#### PROVIDED DATA ####

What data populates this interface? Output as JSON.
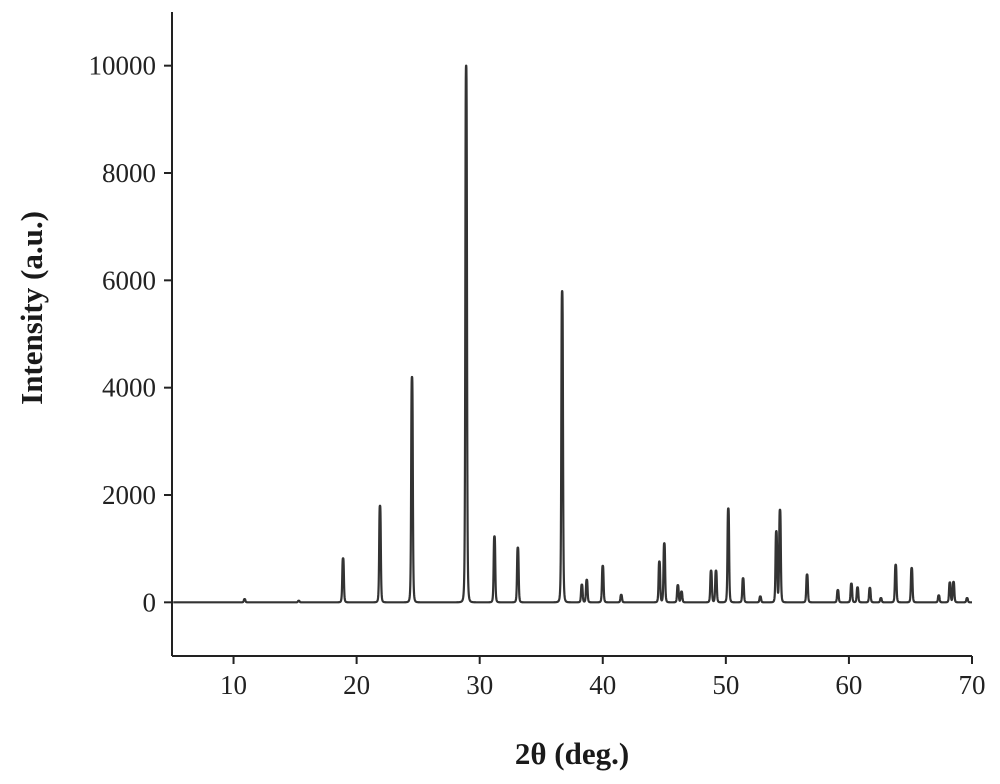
{
  "chart_data": {
    "type": "line",
    "title": "",
    "xlabel": "2θ (deg.)",
    "ylabel": "Intensity (a.u.)",
    "xlim": [
      5,
      70
    ],
    "ylim": [
      -1000,
      11000
    ],
    "xticks": [
      10,
      20,
      30,
      40,
      50,
      60,
      70
    ],
    "yticks": [
      0,
      2000,
      4000,
      6000,
      8000,
      10000
    ],
    "grid": false,
    "legend": "none",
    "line_color": "#333333",
    "baseline": 0,
    "series": [
      {
        "peaks": [
          {
            "x": 10.9,
            "y": 60
          },
          {
            "x": 15.3,
            "y": 30
          },
          {
            "x": 18.9,
            "y": 820
          },
          {
            "x": 21.9,
            "y": 1800
          },
          {
            "x": 24.5,
            "y": 4200
          },
          {
            "x": 28.9,
            "y": 10000
          },
          {
            "x": 31.2,
            "y": 1230
          },
          {
            "x": 33.1,
            "y": 1020
          },
          {
            "x": 36.7,
            "y": 5800
          },
          {
            "x": 38.3,
            "y": 330
          },
          {
            "x": 38.7,
            "y": 420
          },
          {
            "x": 40.0,
            "y": 680
          },
          {
            "x": 41.5,
            "y": 140
          },
          {
            "x": 44.6,
            "y": 760
          },
          {
            "x": 45.0,
            "y": 1100
          },
          {
            "x": 46.1,
            "y": 320
          },
          {
            "x": 46.4,
            "y": 200
          },
          {
            "x": 48.8,
            "y": 590
          },
          {
            "x": 49.2,
            "y": 590
          },
          {
            "x": 50.2,
            "y": 1750
          },
          {
            "x": 51.4,
            "y": 450
          },
          {
            "x": 52.8,
            "y": 110
          },
          {
            "x": 54.1,
            "y": 1320
          },
          {
            "x": 54.4,
            "y": 1720
          },
          {
            "x": 56.6,
            "y": 520
          },
          {
            "x": 59.1,
            "y": 230
          },
          {
            "x": 60.2,
            "y": 350
          },
          {
            "x": 60.7,
            "y": 280
          },
          {
            "x": 61.7,
            "y": 270
          },
          {
            "x": 62.6,
            "y": 80
          },
          {
            "x": 63.8,
            "y": 700
          },
          {
            "x": 65.1,
            "y": 640
          },
          {
            "x": 67.3,
            "y": 130
          },
          {
            "x": 68.2,
            "y": 370
          },
          {
            "x": 68.5,
            "y": 380
          },
          {
            "x": 69.6,
            "y": 80
          }
        ]
      }
    ]
  }
}
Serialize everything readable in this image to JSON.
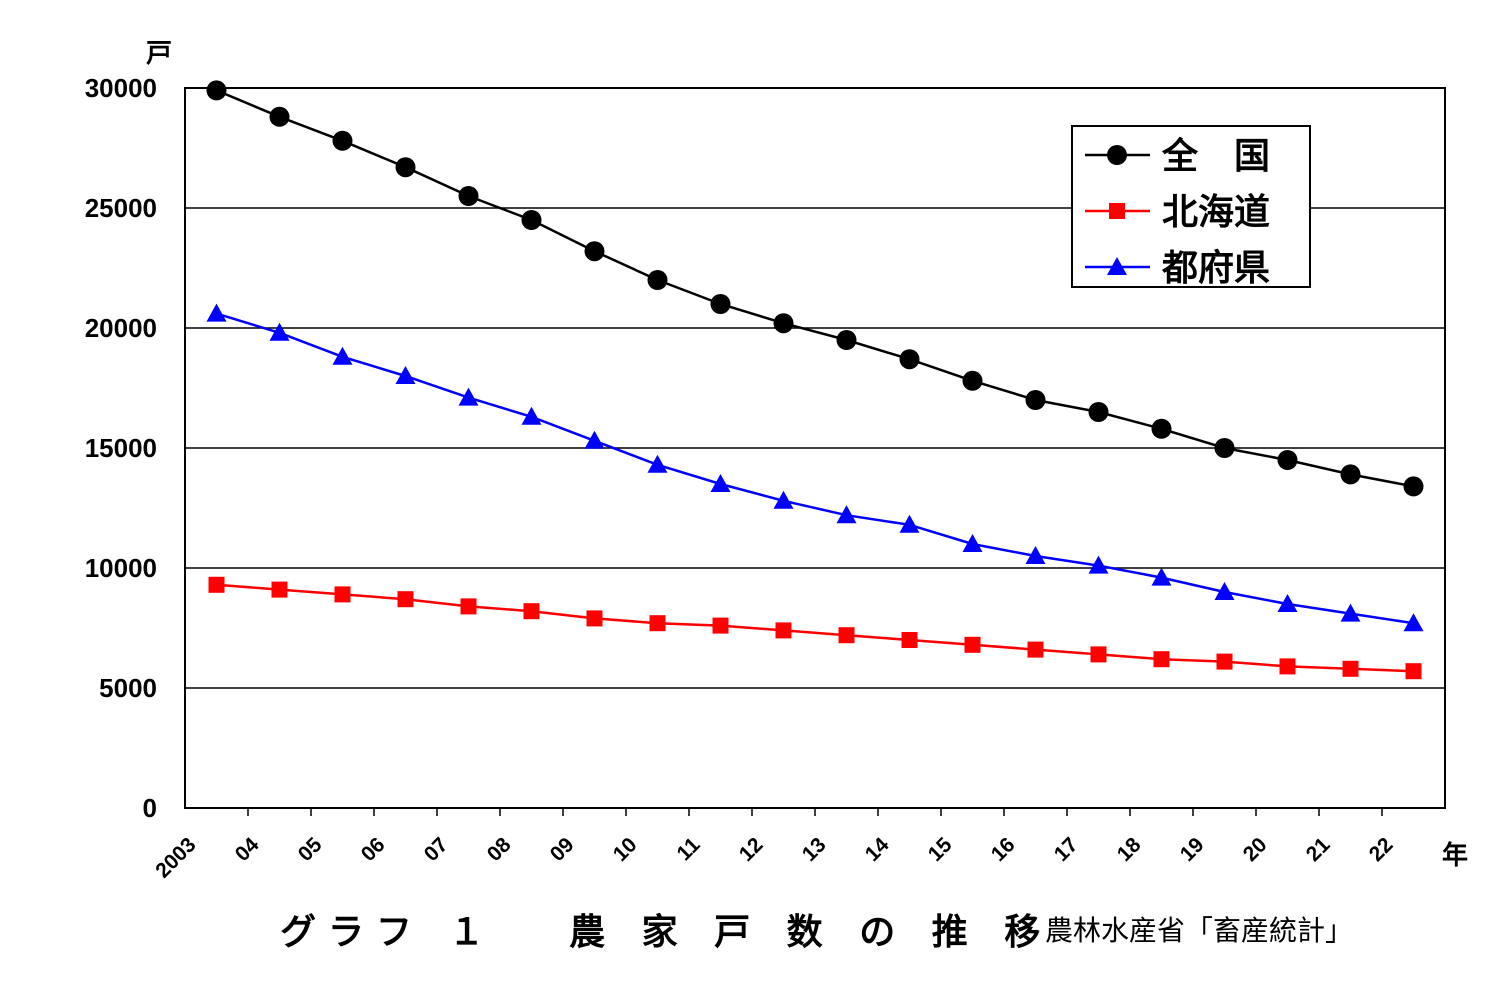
{
  "chart_data": {
    "type": "line",
    "y_unit": "戸",
    "x_unit": "年",
    "categories": [
      "2003",
      "04",
      "05",
      "06",
      "07",
      "08",
      "09",
      "10",
      "11",
      "12",
      "13",
      "14",
      "15",
      "16",
      "17",
      "18",
      "19",
      "20",
      "21",
      "22"
    ],
    "ylim": [
      0,
      30000
    ],
    "yticks": [
      0,
      5000,
      10000,
      15000,
      20000,
      25000,
      30000
    ],
    "grid": true,
    "legend_position": "top-right",
    "series": [
      {
        "name": "全　国",
        "color": "#000000",
        "marker": "circle",
        "values": [
          29900,
          28800,
          27800,
          26700,
          25500,
          24500,
          23200,
          22000,
          21000,
          20200,
          19500,
          18700,
          17800,
          17000,
          16500,
          15800,
          15000,
          14500,
          13900,
          13400
        ]
      },
      {
        "name": "北海道",
        "color": "#ff0000",
        "marker": "square",
        "values": [
          9300,
          9100,
          8900,
          8700,
          8400,
          8200,
          7900,
          7700,
          7600,
          7400,
          7200,
          7000,
          6800,
          6600,
          6400,
          6200,
          6100,
          5900,
          5800,
          5700
        ]
      },
      {
        "name": "都府県",
        "color": "#0000ff",
        "marker": "triangle",
        "values": [
          20600,
          19800,
          18800,
          18000,
          17100,
          16300,
          15300,
          14300,
          13500,
          12800,
          12200,
          11800,
          11000,
          10500,
          10100,
          9600,
          9000,
          8500,
          8100,
          7700
        ]
      }
    ]
  },
  "caption": {
    "title": "グラフ １　 農 家 戸 数 の 推 移",
    "source": "農林水産省「畜産統計」"
  }
}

####

## GIVEN INSTRUCTION
All entries are to be retyped exactly. Omit any embedded images.

## FINAL RESULT
What data populates this interface? Output as JSON.
{
  "chart_data": {
    "type": "line",
    "title": "",
    "xlabel": "2θ (deg.)",
    "ylabel": "Intensity (a.u.)",
    "xlim": [
      5,
      70
    ],
    "ylim": [
      -1000,
      11000
    ],
    "xticks": [
      10,
      20,
      30,
      40,
      50,
      60,
      70
    ],
    "yticks": [
      0,
      2000,
      4000,
      6000,
      8000,
      10000
    ],
    "grid": false,
    "legend": "none",
    "line_color": "#333333",
    "baseline": 0,
    "series": [
      {
        "peaks": [
          {
            "x": 10.9,
            "y": 60
          },
          {
            "x": 15.3,
            "y": 30
          },
          {
            "x": 18.9,
            "y": 820
          },
          {
            "x": 21.9,
            "y": 1800
          },
          {
            "x": 24.5,
            "y": 4200
          },
          {
            "x": 28.9,
            "y": 10000
          },
          {
            "x": 31.2,
            "y": 1230
          },
          {
            "x": 33.1,
            "y": 1020
          },
          {
            "x": 36.7,
            "y": 5800
          },
          {
            "x": 38.3,
            "y": 330
          },
          {
            "x": 38.7,
            "y": 420
          },
          {
            "x": 40.0,
            "y": 680
          },
          {
            "x": 41.5,
            "y": 140
          },
          {
            "x": 44.6,
            "y": 760
          },
          {
            "x": 45.0,
            "y": 1100
          },
          {
            "x": 46.1,
            "y": 320
          },
          {
            "x": 46.4,
            "y": 200
          },
          {
            "x": 48.8,
            "y": 590
          },
          {
            "x": 49.2,
            "y": 590
          },
          {
            "x": 50.2,
            "y": 1750
          },
          {
            "x": 51.4,
            "y": 450
          },
          {
            "x": 52.8,
            "y": 110
          },
          {
            "x": 54.1,
            "y": 1320
          },
          {
            "x": 54.4,
            "y": 1720
          },
          {
            "x": 56.6,
            "y": 520
          },
          {
            "x": 59.1,
            "y": 230
          },
          {
            "x": 60.2,
            "y": 350
          },
          {
            "x": 60.7,
            "y": 280
          },
          {
            "x": 61.7,
            "y": 270
          },
          {
            "x": 62.6,
            "y": 80
          },
          {
            "x": 63.8,
            "y": 700
          },
          {
            "x": 65.1,
            "y": 640
          },
          {
            "x": 67.3,
            "y": 130
          },
          {
            "x": 68.2,
            "y": 370
          },
          {
            "x": 68.5,
            "y": 380
          },
          {
            "x": 69.6,
            "y": 80
          }
        ]
      }
    ]
  }
}
Serialize everything readable in this image to JSON.
{
  "chart_data": {
    "type": "line",
    "y_unit": "戸",
    "x_unit": "年",
    "categories": [
      "2003",
      "04",
      "05",
      "06",
      "07",
      "08",
      "09",
      "10",
      "11",
      "12",
      "13",
      "14",
      "15",
      "16",
      "17",
      "18",
      "19",
      "20",
      "21",
      "22"
    ],
    "ylim": [
      0,
      30000
    ],
    "yticks": [
      0,
      5000,
      10000,
      15000,
      20000,
      25000,
      30000
    ],
    "grid": true,
    "legend_position": "top-right",
    "series": [
      {
        "name": "全　国",
        "color": "#000000",
        "marker": "circle",
        "values": [
          29900,
          28800,
          27800,
          26700,
          25500,
          24500,
          23200,
          22000,
          21000,
          20200,
          19500,
          18700,
          17800,
          17000,
          16500,
          15800,
          15000,
          14500,
          13900,
          13400
        ]
      },
      {
        "name": "北海道",
        "color": "#ff0000",
        "marker": "square",
        "values": [
          9300,
          9100,
          8900,
          8700,
          8400,
          8200,
          7900,
          7700,
          7600,
          7400,
          7200,
          7000,
          6800,
          6600,
          6400,
          6200,
          6100,
          5900,
          5800,
          5700
        ]
      },
      {
        "name": "都府県",
        "color": "#0000ff",
        "marker": "triangle",
        "values": [
          20600,
          19800,
          18800,
          18000,
          17100,
          16300,
          15300,
          14300,
          13500,
          12800,
          12200,
          11800,
          11000,
          10500,
          10100,
          9600,
          9000,
          8500,
          8100,
          7700
        ]
      }
    ]
  },
  "caption": {
    "title": "グラフ １　 農 家 戸 数 の 推 移",
    "source": "農林水産省「畜産統計」"
  }
}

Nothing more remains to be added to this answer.